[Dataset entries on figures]
----
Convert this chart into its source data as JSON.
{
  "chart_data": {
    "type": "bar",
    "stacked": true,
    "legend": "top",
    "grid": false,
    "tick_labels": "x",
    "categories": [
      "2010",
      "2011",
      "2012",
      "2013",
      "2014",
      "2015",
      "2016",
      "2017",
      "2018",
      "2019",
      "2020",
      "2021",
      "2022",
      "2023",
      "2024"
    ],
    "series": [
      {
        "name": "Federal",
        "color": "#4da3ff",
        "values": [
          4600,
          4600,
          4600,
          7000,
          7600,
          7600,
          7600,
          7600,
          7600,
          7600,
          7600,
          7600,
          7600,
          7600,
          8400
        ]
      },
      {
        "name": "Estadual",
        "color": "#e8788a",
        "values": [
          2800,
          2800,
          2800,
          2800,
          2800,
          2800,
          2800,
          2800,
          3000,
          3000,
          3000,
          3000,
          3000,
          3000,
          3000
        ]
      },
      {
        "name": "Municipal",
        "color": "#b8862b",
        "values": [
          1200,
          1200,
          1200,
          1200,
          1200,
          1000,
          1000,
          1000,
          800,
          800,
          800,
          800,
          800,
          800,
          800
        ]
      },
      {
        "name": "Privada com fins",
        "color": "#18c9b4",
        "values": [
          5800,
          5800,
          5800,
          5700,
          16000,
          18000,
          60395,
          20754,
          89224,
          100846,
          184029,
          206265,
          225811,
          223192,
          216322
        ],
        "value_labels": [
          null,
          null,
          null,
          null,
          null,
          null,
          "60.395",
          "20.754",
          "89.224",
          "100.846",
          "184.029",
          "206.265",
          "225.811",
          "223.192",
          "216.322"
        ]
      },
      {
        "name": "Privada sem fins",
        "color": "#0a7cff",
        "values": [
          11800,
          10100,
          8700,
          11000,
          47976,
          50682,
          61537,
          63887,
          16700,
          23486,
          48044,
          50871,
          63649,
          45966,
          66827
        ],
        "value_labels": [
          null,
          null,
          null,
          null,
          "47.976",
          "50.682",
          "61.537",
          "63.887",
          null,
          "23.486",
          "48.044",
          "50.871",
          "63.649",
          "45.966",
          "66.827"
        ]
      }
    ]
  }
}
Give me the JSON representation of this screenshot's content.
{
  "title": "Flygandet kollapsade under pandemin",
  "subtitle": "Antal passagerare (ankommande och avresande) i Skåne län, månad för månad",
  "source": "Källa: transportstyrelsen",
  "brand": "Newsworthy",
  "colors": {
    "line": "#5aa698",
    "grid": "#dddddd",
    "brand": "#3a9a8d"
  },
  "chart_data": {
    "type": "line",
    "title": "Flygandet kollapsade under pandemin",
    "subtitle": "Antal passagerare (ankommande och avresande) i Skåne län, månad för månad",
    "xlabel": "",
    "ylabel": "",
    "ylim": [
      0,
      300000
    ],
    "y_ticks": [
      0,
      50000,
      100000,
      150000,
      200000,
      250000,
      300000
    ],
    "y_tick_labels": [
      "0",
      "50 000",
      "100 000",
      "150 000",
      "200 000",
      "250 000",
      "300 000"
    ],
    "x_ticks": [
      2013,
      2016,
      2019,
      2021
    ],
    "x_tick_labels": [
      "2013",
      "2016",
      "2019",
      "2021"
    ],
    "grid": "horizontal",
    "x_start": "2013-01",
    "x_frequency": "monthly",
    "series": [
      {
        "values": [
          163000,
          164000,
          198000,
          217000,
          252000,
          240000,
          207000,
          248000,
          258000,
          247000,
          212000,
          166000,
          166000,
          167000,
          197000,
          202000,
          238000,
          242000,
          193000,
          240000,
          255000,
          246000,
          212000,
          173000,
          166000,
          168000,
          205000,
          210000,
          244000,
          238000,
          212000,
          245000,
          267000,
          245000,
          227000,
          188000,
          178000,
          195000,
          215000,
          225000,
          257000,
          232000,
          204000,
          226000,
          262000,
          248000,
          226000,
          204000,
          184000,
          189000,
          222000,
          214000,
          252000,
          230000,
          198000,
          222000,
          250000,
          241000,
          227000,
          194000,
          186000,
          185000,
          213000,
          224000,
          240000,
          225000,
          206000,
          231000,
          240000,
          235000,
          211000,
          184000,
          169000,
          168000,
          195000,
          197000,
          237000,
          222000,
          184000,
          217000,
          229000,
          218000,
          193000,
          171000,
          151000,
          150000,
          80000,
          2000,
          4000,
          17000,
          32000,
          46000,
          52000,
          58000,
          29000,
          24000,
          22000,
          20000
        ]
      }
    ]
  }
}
----
→ Aim of the exercise:
Exactly as they are written, print the entries again.

→ Final result:
Convert this chart into its source data as JSON.
{
  "chart_data": {
    "type": "bar",
    "stacked": true,
    "legend": "top",
    "grid": false,
    "tick_labels": "x",
    "categories": [
      "2010",
      "2011",
      "2012",
      "2013",
      "2014",
      "2015",
      "2016",
      "2017",
      "2018",
      "2019",
      "2020",
      "2021",
      "2022",
      "2023",
      "2024"
    ],
    "series": [
      {
        "name": "Federal",
        "color": "#4da3ff",
        "values": [
          4600,
          4600,
          4600,
          7000,
          7600,
          7600,
          7600,
          7600,
          7600,
          7600,
          7600,
          7600,
          7600,
          7600,
          8400
        ]
      },
      {
        "name": "Estadual",
        "color": "#e8788a",
        "values": [
          2800,
          2800,
          2800,
          2800,
          2800,
          2800,
          2800,
          2800,
          3000,
          3000,
          3000,
          3000,
          3000,
          3000,
          3000
        ]
      },
      {
        "name": "Municipal",
        "color": "#b8862b",
        "values": [
          1200,
          1200,
          1200,
          1200,
          1200,
          1000,
          1000,
          1000,
          800,
          800,
          800,
          800,
          800,
          800,
          800
        ]
      },
      {
        "name": "Privada com fins",
        "color": "#18c9b4",
        "values": [
          5800,
          5800,
          5800,
          5700,
          16000,
          18000,
          60395,
          20754,
          89224,
          100846,
          184029,
          206265,
          225811,
          223192,
          216322
        ],
        "value_labels": [
          null,
          null,
          null,
          null,
          null,
          null,
          "60.395",
          "20.754",
          "89.224",
          "100.846",
          "184.029",
          "206.265",
          "225.811",
          "223.192",
          "216.322"
        ]
      },
      {
        "name": "Privada sem fins",
        "color": "#0a7cff",
        "values": [
          11800,
          10100,
          8700,
          11000,
          47976,
          50682,
          61537,
          63887,
          16700,
          23486,
          48044,
          50871,
          63649,
          45966,
          66827
        ],
        "value_labels": [
          null,
          null,
          null,
          null,
          "47.976",
          "50.682",
          "61.537",
          "63.887",
          null,
          "23.486",
          "48.044",
          "50.871",
          "63.649",
          "45.966",
          "66.827"
        ]
      }
    ]
  }
}
Give me the JSON representation of this screenshot's content.
{
  "title": "Flygandet kollapsade under pandemin",
  "subtitle": "Antal passagerare (ankommande och avresande) i Skåne län, månad för månad",
  "source": "Källa: transportstyrelsen",
  "brand": "Newsworthy",
  "colors": {
    "line": "#5aa698",
    "grid": "#dddddd",
    "brand": "#3a9a8d"
  },
  "chart_data": {
    "type": "line",
    "title": "Flygandet kollapsade under pandemin",
    "subtitle": "Antal passagerare (ankommande och avresande) i Skåne län, månad för månad",
    "xlabel": "",
    "ylabel": "",
    "ylim": [
      0,
      300000
    ],
    "y_ticks": [
      0,
      50000,
      100000,
      150000,
      200000,
      250000,
      300000
    ],
    "y_tick_labels": [
      "0",
      "50 000",
      "100 000",
      "150 000",
      "200 000",
      "250 000",
      "300 000"
    ],
    "x_ticks": [
      2013,
      2016,
      2019,
      2021
    ],
    "x_tick_labels": [
      "2013",
      "2016",
      "2019",
      "2021"
    ],
    "grid": "horizontal",
    "x_start": "2013-01",
    "x_frequency": "monthly",
    "series": [
      {
        "values": [
          163000,
          164000,
          198000,
          217000,
          252000,
          240000,
          207000,
          248000,
          258000,
          247000,
          212000,
          166000,
          166000,
          167000,
          197000,
          202000,
          238000,
          242000,
          193000,
          240000,
          255000,
          246000,
          212000,
          173000,
          166000,
          168000,
          205000,
          210000,
          244000,
          238000,
          212000,
          245000,
          267000,
          245000,
          227000,
          188000,
          178000,
          195000,
          215000,
          225000,
          257000,
          232000,
          204000,
          226000,
          262000,
          248000,
          226000,
          204000,
          184000,
          189000,
          222000,
          214000,
          252000,
          230000,
          198000,
          222000,
          250000,
          241000,
          227000,
          194000,
          186000,
          185000,
          213000,
          224000,
          240000,
          225000,
          206000,
          231000,
          240000,
          235000,
          211000,
          184000,
          169000,
          168000,
          195000,
          197000,
          237000,
          222000,
          184000,
          217000,
          229000,
          218000,
          193000,
          171000,
          151000,
          150000,
          80000,
          2000,
          4000,
          17000,
          32000,
          46000,
          52000,
          58000,
          29000,
          24000,
          22000,
          20000
        ]
      }
    ]
  }
}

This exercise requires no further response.